> _AIM_: All the data should come back exactly as it was given.

> _ROWS_:
»»

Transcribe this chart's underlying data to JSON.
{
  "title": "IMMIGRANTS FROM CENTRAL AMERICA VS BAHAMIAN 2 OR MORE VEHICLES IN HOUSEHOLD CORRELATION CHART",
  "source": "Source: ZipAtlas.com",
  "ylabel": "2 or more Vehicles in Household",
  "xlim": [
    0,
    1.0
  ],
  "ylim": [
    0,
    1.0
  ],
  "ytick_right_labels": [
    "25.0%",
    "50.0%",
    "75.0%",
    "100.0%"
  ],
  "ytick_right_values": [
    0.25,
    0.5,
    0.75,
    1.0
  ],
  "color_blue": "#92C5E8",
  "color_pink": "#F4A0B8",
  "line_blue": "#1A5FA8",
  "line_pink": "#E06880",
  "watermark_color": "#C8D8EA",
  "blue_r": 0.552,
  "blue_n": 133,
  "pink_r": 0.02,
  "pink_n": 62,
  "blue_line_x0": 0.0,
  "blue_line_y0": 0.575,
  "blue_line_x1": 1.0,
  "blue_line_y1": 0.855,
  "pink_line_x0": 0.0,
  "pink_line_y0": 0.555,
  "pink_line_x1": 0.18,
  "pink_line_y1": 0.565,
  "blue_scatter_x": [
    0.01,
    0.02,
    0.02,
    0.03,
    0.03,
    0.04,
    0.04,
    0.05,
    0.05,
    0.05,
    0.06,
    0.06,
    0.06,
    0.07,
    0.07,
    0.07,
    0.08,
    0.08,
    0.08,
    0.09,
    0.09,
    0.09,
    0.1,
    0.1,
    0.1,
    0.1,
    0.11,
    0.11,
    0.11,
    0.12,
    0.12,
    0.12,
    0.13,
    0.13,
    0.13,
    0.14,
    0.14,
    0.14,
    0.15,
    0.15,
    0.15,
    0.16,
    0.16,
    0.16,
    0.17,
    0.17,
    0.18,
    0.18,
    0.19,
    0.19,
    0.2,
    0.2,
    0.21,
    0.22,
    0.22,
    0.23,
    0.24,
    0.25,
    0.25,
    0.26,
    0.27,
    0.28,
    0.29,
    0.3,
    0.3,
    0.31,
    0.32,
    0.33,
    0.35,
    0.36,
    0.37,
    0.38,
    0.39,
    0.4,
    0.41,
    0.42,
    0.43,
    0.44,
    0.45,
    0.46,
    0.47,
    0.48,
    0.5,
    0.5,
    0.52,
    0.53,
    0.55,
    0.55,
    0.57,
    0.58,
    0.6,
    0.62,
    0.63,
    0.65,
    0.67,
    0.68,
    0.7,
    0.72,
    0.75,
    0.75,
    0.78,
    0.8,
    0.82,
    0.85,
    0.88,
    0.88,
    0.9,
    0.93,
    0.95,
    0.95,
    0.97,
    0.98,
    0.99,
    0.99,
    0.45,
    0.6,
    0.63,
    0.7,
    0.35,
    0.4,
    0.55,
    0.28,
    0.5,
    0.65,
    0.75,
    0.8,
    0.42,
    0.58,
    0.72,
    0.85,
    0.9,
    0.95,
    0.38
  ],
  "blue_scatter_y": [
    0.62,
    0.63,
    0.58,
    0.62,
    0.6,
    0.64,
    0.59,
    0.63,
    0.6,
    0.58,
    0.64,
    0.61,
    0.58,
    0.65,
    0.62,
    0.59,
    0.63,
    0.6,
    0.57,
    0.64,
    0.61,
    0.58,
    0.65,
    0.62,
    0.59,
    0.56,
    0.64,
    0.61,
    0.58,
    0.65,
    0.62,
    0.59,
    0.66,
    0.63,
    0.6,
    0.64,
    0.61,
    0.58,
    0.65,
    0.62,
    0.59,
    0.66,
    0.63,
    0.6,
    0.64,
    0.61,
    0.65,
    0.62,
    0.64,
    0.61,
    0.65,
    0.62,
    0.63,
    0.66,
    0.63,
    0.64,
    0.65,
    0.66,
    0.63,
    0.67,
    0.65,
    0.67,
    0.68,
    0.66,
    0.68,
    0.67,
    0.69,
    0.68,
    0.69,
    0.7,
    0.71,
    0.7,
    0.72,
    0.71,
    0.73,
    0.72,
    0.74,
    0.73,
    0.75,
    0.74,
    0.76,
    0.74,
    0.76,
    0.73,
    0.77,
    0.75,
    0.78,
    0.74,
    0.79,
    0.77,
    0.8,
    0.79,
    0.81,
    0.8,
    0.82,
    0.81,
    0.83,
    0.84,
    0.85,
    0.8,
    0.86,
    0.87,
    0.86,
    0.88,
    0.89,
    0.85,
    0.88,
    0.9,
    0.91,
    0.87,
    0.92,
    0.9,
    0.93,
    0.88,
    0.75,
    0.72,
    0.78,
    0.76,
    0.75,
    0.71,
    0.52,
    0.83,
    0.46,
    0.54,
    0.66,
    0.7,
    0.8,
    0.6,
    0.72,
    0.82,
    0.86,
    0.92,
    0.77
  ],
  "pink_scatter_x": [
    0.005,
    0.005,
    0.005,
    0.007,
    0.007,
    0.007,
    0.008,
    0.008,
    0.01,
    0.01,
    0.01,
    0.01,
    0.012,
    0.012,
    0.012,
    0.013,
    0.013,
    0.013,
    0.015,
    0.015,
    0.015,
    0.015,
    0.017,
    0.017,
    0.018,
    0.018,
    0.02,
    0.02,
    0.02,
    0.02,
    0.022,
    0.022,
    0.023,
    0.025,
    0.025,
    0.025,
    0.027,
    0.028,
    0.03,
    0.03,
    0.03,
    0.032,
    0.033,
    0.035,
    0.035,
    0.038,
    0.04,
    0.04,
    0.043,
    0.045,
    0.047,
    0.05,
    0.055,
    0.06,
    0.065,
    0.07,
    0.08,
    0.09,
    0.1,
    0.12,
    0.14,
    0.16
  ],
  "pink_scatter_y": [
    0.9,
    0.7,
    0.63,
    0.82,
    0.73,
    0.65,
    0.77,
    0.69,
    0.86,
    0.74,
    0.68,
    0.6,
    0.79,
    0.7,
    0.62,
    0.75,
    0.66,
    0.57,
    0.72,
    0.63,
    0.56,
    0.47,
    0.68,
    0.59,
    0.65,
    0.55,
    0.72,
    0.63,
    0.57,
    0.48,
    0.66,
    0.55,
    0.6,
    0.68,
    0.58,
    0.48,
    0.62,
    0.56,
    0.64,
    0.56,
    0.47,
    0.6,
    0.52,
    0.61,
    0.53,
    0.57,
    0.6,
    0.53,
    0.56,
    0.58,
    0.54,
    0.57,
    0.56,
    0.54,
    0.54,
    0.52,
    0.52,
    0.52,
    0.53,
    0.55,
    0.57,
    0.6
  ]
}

««

> _RESULT_:
Transcribe this chart's underlying data to JSON.
{
  "title": "IMMIGRANTS FROM CENTRAL AMERICA VS BAHAMIAN 2 OR MORE VEHICLES IN HOUSEHOLD CORRELATION CHART",
  "source": "Source: ZipAtlas.com",
  "ylabel": "2 or more Vehicles in Household",
  "xlim": [
    0,
    1.0
  ],
  "ylim": [
    0,
    1.0
  ],
  "ytick_right_labels": [
    "25.0%",
    "50.0%",
    "75.0%",
    "100.0%"
  ],
  "ytick_right_values": [
    0.25,
    0.5,
    0.75,
    1.0
  ],
  "color_blue": "#92C5E8",
  "color_pink": "#F4A0B8",
  "line_blue": "#1A5FA8",
  "line_pink": "#E06880",
  "watermark_color": "#C8D8EA",
  "blue_r": 0.552,
  "blue_n": 133,
  "pink_r": 0.02,
  "pink_n": 62,
  "blue_line_x0": 0.0,
  "blue_line_y0": 0.575,
  "blue_line_x1": 1.0,
  "blue_line_y1": 0.855,
  "pink_line_x0": 0.0,
  "pink_line_y0": 0.555,
  "pink_line_x1": 0.18,
  "pink_line_y1": 0.565,
  "blue_scatter_x": [
    0.01,
    0.02,
    0.02,
    0.03,
    0.03,
    0.04,
    0.04,
    0.05,
    0.05,
    0.05,
    0.06,
    0.06,
    0.06,
    0.07,
    0.07,
    0.07,
    0.08,
    0.08,
    0.08,
    0.09,
    0.09,
    0.09,
    0.1,
    0.1,
    0.1,
    0.1,
    0.11,
    0.11,
    0.11,
    0.12,
    0.12,
    0.12,
    0.13,
    0.13,
    0.13,
    0.14,
    0.14,
    0.14,
    0.15,
    0.15,
    0.15,
    0.16,
    0.16,
    0.16,
    0.17,
    0.17,
    0.18,
    0.18,
    0.19,
    0.19,
    0.2,
    0.2,
    0.21,
    0.22,
    0.22,
    0.23,
    0.24,
    0.25,
    0.25,
    0.26,
    0.27,
    0.28,
    0.29,
    0.3,
    0.3,
    0.31,
    0.32,
    0.33,
    0.35,
    0.36,
    0.37,
    0.38,
    0.39,
    0.4,
    0.41,
    0.42,
    0.43,
    0.44,
    0.45,
    0.46,
    0.47,
    0.48,
    0.5,
    0.5,
    0.52,
    0.53,
    0.55,
    0.55,
    0.57,
    0.58,
    0.6,
    0.62,
    0.63,
    0.65,
    0.67,
    0.68,
    0.7,
    0.72,
    0.75,
    0.75,
    0.78,
    0.8,
    0.82,
    0.85,
    0.88,
    0.88,
    0.9,
    0.93,
    0.95,
    0.95,
    0.97,
    0.98,
    0.99,
    0.99,
    0.45,
    0.6,
    0.63,
    0.7,
    0.35,
    0.4,
    0.55,
    0.28,
    0.5,
    0.65,
    0.75,
    0.8,
    0.42,
    0.58,
    0.72,
    0.85,
    0.9,
    0.95,
    0.38
  ],
  "blue_scatter_y": [
    0.62,
    0.63,
    0.58,
    0.62,
    0.6,
    0.64,
    0.59,
    0.63,
    0.6,
    0.58,
    0.64,
    0.61,
    0.58,
    0.65,
    0.62,
    0.59,
    0.63,
    0.6,
    0.57,
    0.64,
    0.61,
    0.58,
    0.65,
    0.62,
    0.59,
    0.56,
    0.64,
    0.61,
    0.58,
    0.65,
    0.62,
    0.59,
    0.66,
    0.63,
    0.6,
    0.64,
    0.61,
    0.58,
    0.65,
    0.62,
    0.59,
    0.66,
    0.63,
    0.6,
    0.64,
    0.61,
    0.65,
    0.62,
    0.64,
    0.61,
    0.65,
    0.62,
    0.63,
    0.66,
    0.63,
    0.64,
    0.65,
    0.66,
    0.63,
    0.67,
    0.65,
    0.67,
    0.68,
    0.66,
    0.68,
    0.67,
    0.69,
    0.68,
    0.69,
    0.7,
    0.71,
    0.7,
    0.72,
    0.71,
    0.73,
    0.72,
    0.74,
    0.73,
    0.75,
    0.74,
    0.76,
    0.74,
    0.76,
    0.73,
    0.77,
    0.75,
    0.78,
    0.74,
    0.79,
    0.77,
    0.8,
    0.79,
    0.81,
    0.8,
    0.82,
    0.81,
    0.83,
    0.84,
    0.85,
    0.8,
    0.86,
    0.87,
    0.86,
    0.88,
    0.89,
    0.85,
    0.88,
    0.9,
    0.91,
    0.87,
    0.92,
    0.9,
    0.93,
    0.88,
    0.75,
    0.72,
    0.78,
    0.76,
    0.75,
    0.71,
    0.52,
    0.83,
    0.46,
    0.54,
    0.66,
    0.7,
    0.8,
    0.6,
    0.72,
    0.82,
    0.86,
    0.92,
    0.77
  ],
  "pink_scatter_x": [
    0.005,
    0.005,
    0.005,
    0.007,
    0.007,
    0.007,
    0.008,
    0.008,
    0.01,
    0.01,
    0.01,
    0.01,
    0.012,
    0.012,
    0.012,
    0.013,
    0.013,
    0.013,
    0.015,
    0.015,
    0.015,
    0.015,
    0.017,
    0.017,
    0.018,
    0.018,
    0.02,
    0.02,
    0.02,
    0.02,
    0.022,
    0.022,
    0.023,
    0.025,
    0.025,
    0.025,
    0.027,
    0.028,
    0.03,
    0.03,
    0.03,
    0.032,
    0.033,
    0.035,
    0.035,
    0.038,
    0.04,
    0.04,
    0.043,
    0.045,
    0.047,
    0.05,
    0.055,
    0.06,
    0.065,
    0.07,
    0.08,
    0.09,
    0.1,
    0.12,
    0.14,
    0.16
  ],
  "pink_scatter_y": [
    0.9,
    0.7,
    0.63,
    0.82,
    0.73,
    0.65,
    0.77,
    0.69,
    0.86,
    0.74,
    0.68,
    0.6,
    0.79,
    0.7,
    0.62,
    0.75,
    0.66,
    0.57,
    0.72,
    0.63,
    0.56,
    0.47,
    0.68,
    0.59,
    0.65,
    0.55,
    0.72,
    0.63,
    0.57,
    0.48,
    0.66,
    0.55,
    0.6,
    0.68,
    0.58,
    0.48,
    0.62,
    0.56,
    0.64,
    0.56,
    0.47,
    0.6,
    0.52,
    0.61,
    0.53,
    0.57,
    0.6,
    0.53,
    0.56,
    0.58,
    0.54,
    0.57,
    0.56,
    0.54,
    0.54,
    0.52,
    0.52,
    0.52,
    0.53,
    0.55,
    0.57,
    0.6
  ]
}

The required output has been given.